**Task input:**
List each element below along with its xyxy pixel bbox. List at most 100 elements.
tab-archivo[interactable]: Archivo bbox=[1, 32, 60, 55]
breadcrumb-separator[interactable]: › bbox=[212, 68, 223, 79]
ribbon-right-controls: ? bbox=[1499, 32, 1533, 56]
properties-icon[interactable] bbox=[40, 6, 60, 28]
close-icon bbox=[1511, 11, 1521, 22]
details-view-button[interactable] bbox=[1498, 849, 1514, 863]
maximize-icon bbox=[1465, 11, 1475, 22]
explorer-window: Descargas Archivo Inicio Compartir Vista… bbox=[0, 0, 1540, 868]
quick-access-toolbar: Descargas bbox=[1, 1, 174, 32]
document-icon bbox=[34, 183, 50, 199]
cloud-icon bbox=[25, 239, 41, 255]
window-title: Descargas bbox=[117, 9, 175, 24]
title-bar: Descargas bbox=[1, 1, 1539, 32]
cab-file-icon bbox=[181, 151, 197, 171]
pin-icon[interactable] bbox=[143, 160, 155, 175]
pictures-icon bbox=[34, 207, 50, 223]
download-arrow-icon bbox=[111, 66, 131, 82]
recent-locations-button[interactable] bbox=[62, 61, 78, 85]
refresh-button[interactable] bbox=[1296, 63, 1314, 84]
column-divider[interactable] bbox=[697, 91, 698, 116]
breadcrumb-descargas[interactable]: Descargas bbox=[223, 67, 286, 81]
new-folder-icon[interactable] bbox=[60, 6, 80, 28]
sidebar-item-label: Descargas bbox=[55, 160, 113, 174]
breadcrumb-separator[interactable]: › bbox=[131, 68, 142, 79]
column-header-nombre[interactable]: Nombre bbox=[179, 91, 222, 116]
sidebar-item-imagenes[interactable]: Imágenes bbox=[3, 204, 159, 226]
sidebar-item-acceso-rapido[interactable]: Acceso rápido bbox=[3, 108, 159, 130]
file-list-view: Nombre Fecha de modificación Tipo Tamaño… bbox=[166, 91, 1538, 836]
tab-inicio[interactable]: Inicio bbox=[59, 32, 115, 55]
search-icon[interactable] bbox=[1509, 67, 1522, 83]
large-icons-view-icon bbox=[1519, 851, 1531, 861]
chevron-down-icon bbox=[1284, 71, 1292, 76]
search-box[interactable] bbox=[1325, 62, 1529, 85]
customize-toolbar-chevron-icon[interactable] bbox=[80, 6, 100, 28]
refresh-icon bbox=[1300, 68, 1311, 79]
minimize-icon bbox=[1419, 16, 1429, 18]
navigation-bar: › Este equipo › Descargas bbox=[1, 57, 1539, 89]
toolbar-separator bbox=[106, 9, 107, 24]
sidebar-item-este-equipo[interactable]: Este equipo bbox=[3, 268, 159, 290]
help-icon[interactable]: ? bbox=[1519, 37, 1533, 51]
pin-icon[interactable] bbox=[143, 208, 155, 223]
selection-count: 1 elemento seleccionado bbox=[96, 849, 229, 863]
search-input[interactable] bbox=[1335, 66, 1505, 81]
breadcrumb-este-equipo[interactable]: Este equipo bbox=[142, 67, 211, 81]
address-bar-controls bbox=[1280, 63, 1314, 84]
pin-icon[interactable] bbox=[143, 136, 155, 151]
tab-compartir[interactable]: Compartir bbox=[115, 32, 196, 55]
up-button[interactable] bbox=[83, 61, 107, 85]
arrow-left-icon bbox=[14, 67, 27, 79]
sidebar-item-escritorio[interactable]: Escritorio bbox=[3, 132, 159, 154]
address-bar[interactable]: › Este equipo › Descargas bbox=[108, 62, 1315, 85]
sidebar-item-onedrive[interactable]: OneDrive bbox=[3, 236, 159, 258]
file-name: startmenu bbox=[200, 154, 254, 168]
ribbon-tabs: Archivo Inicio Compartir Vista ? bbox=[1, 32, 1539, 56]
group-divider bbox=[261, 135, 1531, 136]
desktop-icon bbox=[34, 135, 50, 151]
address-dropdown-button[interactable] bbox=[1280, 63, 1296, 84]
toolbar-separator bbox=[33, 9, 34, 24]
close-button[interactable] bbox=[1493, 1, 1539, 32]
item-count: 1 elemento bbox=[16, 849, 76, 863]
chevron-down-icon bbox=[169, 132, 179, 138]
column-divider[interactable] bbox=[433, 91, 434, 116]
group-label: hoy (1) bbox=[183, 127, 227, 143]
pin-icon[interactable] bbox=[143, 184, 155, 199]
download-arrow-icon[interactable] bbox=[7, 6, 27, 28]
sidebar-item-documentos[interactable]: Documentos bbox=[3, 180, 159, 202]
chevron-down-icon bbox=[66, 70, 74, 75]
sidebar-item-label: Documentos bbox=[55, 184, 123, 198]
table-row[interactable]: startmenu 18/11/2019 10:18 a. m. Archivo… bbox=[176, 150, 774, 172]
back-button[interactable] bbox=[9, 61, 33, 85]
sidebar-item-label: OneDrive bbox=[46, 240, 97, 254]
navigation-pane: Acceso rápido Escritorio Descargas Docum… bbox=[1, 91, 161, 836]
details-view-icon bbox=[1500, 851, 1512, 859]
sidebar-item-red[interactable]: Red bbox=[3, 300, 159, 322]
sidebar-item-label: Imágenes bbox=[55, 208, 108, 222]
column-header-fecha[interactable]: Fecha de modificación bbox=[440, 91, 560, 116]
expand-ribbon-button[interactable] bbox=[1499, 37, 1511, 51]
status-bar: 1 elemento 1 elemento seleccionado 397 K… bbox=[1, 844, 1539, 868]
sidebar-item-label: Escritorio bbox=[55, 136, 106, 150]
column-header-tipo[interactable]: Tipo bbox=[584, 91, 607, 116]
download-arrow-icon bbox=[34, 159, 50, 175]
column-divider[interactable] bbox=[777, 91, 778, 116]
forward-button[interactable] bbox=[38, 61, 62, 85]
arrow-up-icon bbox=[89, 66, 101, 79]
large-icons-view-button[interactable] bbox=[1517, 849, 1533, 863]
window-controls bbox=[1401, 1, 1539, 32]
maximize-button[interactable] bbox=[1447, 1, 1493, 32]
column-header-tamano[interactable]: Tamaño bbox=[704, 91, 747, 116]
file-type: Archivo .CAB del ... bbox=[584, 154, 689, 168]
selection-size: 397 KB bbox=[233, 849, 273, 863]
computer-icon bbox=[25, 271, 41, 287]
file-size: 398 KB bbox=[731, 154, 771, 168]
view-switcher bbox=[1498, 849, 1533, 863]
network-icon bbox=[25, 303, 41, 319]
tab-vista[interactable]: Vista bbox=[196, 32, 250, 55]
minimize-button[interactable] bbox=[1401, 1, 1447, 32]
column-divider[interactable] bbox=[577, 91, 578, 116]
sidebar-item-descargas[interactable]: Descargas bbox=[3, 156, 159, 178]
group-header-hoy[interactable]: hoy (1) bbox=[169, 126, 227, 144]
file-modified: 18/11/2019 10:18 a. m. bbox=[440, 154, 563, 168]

**Description of the task:**
Report each line in the preceding entries that holds the string "size".

**Exercise result:**
selection-size: 397 KB bbox=[233, 849, 273, 863]
file-size: 398 KB bbox=[731, 154, 771, 168]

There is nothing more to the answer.